What is asked =
Output the entries from the first line through the line containing "button[interactable]: x bbox=[109, 621, 146, 668]", inclusive, as a Markdown table with the columns Row and Line, skipping any blank lines.

Provided entries =

___

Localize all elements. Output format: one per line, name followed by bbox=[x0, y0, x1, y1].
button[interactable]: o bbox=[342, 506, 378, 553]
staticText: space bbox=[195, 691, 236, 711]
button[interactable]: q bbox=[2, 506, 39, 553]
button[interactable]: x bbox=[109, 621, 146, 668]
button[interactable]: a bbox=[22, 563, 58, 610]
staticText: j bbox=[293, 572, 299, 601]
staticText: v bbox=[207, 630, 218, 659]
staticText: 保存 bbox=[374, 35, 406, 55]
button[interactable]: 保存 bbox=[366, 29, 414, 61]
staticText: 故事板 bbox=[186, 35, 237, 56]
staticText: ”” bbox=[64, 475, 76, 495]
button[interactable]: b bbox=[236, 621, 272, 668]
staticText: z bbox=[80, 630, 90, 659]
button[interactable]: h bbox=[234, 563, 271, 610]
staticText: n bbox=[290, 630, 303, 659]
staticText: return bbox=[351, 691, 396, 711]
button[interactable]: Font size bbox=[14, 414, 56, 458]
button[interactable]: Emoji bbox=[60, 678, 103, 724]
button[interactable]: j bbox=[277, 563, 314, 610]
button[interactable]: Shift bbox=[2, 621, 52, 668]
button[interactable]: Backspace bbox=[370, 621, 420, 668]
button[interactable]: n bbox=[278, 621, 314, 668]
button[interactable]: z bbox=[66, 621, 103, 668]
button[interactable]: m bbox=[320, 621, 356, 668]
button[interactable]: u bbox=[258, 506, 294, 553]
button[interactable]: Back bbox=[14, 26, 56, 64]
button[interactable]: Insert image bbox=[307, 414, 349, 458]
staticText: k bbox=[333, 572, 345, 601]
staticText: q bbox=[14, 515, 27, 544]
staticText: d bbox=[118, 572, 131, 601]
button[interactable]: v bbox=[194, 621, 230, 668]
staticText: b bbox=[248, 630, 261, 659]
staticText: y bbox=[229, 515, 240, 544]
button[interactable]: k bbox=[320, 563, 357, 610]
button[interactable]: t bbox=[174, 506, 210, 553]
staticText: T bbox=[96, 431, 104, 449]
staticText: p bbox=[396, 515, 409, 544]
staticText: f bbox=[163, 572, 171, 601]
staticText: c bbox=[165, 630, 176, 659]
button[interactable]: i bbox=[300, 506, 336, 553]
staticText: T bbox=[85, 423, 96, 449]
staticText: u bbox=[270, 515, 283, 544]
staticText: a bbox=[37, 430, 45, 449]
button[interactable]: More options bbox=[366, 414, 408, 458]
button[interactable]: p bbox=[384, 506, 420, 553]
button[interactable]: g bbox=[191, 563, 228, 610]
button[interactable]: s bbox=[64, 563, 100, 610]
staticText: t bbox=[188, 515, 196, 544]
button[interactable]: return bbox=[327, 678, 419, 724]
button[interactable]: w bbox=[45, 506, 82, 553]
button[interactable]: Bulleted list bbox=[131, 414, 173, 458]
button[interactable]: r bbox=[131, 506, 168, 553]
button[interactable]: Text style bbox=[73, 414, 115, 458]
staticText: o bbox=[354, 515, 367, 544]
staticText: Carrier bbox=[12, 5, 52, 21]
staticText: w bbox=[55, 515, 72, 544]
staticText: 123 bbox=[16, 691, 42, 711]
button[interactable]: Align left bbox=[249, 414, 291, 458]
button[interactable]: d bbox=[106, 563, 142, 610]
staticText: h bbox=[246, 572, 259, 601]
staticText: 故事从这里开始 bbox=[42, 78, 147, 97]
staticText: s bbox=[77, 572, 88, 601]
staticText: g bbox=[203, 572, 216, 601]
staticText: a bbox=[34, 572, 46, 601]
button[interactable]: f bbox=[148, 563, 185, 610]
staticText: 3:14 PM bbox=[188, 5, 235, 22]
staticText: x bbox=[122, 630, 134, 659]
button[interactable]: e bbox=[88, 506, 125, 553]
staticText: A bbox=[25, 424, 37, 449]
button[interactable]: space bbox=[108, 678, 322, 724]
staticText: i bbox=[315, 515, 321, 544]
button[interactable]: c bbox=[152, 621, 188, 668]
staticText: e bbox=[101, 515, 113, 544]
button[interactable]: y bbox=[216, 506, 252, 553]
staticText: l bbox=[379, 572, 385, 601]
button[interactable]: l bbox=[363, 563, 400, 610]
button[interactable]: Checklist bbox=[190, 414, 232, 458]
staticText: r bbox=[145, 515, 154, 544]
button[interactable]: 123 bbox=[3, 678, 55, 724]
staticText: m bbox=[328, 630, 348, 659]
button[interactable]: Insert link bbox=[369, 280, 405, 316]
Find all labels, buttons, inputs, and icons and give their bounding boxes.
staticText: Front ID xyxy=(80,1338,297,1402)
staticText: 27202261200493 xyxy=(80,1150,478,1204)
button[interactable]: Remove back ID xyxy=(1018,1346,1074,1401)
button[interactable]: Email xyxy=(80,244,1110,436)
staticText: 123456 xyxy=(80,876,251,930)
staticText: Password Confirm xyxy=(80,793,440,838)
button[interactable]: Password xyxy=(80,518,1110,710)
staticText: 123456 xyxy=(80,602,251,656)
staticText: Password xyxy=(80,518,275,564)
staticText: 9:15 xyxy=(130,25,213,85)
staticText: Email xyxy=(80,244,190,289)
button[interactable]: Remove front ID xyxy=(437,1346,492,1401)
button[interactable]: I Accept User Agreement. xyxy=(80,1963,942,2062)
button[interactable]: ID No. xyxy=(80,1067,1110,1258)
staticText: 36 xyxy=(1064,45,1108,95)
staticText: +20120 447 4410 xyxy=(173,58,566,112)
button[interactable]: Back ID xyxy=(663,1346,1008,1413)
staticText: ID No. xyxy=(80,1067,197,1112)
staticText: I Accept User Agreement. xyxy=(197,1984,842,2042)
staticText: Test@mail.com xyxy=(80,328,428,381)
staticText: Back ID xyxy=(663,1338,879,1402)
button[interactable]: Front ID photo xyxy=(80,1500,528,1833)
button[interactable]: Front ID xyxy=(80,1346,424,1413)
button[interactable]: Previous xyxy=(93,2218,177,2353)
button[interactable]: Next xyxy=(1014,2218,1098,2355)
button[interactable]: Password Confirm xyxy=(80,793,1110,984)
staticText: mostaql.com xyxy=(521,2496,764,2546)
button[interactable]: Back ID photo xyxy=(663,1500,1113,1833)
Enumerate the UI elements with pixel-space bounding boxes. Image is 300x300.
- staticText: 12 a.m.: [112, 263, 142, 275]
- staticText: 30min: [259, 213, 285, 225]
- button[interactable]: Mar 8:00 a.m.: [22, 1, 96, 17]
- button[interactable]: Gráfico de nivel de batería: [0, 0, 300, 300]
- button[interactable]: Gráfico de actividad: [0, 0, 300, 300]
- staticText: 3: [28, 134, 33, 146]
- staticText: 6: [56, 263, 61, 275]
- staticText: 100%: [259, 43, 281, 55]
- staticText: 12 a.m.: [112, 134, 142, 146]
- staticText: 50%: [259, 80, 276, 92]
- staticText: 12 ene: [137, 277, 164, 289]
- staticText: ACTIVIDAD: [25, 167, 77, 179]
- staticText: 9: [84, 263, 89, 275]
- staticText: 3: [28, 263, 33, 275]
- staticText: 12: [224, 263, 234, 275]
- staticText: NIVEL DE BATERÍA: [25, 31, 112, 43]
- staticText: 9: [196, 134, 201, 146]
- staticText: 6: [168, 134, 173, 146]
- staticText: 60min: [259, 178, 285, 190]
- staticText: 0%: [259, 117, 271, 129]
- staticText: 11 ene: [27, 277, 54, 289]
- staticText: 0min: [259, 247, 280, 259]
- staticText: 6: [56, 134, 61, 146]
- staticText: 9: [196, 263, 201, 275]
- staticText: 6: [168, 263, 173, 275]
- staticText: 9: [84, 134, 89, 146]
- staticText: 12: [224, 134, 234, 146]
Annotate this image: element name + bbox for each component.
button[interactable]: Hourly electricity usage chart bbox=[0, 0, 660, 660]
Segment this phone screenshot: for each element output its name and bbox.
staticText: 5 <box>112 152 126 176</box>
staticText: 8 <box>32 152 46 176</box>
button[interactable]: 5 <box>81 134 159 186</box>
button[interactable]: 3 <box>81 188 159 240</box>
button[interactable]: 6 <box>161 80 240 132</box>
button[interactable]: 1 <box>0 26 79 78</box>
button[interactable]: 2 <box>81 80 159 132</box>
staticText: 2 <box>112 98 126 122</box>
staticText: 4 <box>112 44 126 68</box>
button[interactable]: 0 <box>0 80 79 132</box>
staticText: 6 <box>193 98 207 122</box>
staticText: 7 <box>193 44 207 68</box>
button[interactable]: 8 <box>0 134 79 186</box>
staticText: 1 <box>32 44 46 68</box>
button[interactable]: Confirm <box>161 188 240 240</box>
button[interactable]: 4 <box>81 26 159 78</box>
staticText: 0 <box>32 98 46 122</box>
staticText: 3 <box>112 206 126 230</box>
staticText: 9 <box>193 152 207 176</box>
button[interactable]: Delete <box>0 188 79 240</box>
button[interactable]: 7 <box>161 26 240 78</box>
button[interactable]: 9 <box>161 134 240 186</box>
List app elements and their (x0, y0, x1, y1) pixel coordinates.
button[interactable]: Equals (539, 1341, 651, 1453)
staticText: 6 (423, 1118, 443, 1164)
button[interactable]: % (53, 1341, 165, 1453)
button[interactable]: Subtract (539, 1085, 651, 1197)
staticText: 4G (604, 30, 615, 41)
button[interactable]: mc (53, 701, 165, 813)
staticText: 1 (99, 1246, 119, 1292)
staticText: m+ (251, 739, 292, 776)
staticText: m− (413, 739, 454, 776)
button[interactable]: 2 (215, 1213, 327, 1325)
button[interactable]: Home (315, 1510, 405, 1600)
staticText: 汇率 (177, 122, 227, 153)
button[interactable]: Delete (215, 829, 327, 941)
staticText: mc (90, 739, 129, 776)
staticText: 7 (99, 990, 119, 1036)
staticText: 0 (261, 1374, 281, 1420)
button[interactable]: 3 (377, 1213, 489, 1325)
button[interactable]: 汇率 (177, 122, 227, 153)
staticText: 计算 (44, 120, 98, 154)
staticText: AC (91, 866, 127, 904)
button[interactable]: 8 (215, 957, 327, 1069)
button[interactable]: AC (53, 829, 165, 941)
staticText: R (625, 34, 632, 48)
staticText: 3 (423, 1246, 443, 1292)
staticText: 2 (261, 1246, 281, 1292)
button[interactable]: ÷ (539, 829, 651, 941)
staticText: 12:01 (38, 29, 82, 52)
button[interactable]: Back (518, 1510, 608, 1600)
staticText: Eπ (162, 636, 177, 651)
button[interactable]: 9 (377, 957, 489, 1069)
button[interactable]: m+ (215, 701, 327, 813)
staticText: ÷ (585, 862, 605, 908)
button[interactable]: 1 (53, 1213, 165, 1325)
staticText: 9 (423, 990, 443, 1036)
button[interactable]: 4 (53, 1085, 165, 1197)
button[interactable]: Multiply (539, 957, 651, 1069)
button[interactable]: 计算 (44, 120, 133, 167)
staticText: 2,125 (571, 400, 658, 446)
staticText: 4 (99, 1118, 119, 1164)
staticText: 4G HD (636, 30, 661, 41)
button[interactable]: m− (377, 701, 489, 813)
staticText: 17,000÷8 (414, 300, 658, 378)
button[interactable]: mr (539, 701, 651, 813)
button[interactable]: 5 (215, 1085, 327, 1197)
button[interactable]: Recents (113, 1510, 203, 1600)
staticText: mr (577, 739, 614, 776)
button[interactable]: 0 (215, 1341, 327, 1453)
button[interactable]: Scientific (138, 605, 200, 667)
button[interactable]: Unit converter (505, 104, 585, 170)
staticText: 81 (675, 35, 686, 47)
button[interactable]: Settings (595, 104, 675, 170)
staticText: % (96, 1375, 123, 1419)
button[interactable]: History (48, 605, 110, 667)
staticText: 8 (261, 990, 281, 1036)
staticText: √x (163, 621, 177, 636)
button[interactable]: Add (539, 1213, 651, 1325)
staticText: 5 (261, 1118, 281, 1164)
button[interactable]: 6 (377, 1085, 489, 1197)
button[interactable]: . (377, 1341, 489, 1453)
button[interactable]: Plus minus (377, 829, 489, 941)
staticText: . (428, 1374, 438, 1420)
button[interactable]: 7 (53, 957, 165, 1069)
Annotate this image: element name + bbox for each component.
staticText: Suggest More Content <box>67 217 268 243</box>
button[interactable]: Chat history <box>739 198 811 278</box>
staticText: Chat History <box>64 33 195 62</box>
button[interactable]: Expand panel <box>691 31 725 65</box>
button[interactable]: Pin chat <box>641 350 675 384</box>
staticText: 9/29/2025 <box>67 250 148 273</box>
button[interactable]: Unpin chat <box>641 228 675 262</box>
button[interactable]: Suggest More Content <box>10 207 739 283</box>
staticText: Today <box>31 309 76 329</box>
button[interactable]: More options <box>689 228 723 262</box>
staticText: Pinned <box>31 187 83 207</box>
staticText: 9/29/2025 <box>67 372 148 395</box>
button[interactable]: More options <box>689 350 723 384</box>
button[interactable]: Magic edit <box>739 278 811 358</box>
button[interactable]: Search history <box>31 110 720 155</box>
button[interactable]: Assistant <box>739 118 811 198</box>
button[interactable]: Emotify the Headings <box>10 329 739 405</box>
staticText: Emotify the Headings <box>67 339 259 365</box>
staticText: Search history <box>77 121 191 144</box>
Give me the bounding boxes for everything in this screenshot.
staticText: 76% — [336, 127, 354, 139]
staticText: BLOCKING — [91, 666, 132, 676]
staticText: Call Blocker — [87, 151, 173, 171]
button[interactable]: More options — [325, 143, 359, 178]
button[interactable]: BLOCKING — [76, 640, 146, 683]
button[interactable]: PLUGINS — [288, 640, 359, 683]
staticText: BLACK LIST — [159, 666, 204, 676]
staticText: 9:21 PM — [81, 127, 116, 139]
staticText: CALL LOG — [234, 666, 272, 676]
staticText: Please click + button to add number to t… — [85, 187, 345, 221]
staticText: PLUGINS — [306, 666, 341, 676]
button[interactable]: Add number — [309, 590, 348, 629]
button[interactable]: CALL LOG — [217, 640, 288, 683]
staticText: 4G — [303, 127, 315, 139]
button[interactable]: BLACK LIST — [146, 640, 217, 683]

___

Finished answer =
| Row | Line |
|---|---|
| 1 | Localize all elements. Output format: one per line, name followed by bbox=[x0, y0, x1, y1]. |
| 2 | button[interactable]: o bbox=[342, 506, 378, 553] |
| 3 | staticText: space bbox=[195, 691, 236, 711] |
| 4 | button[interactable]: q bbox=[2, 506, 39, 553] |
| 5 | button[interactable]: x bbox=[109, 621, 146, 668] |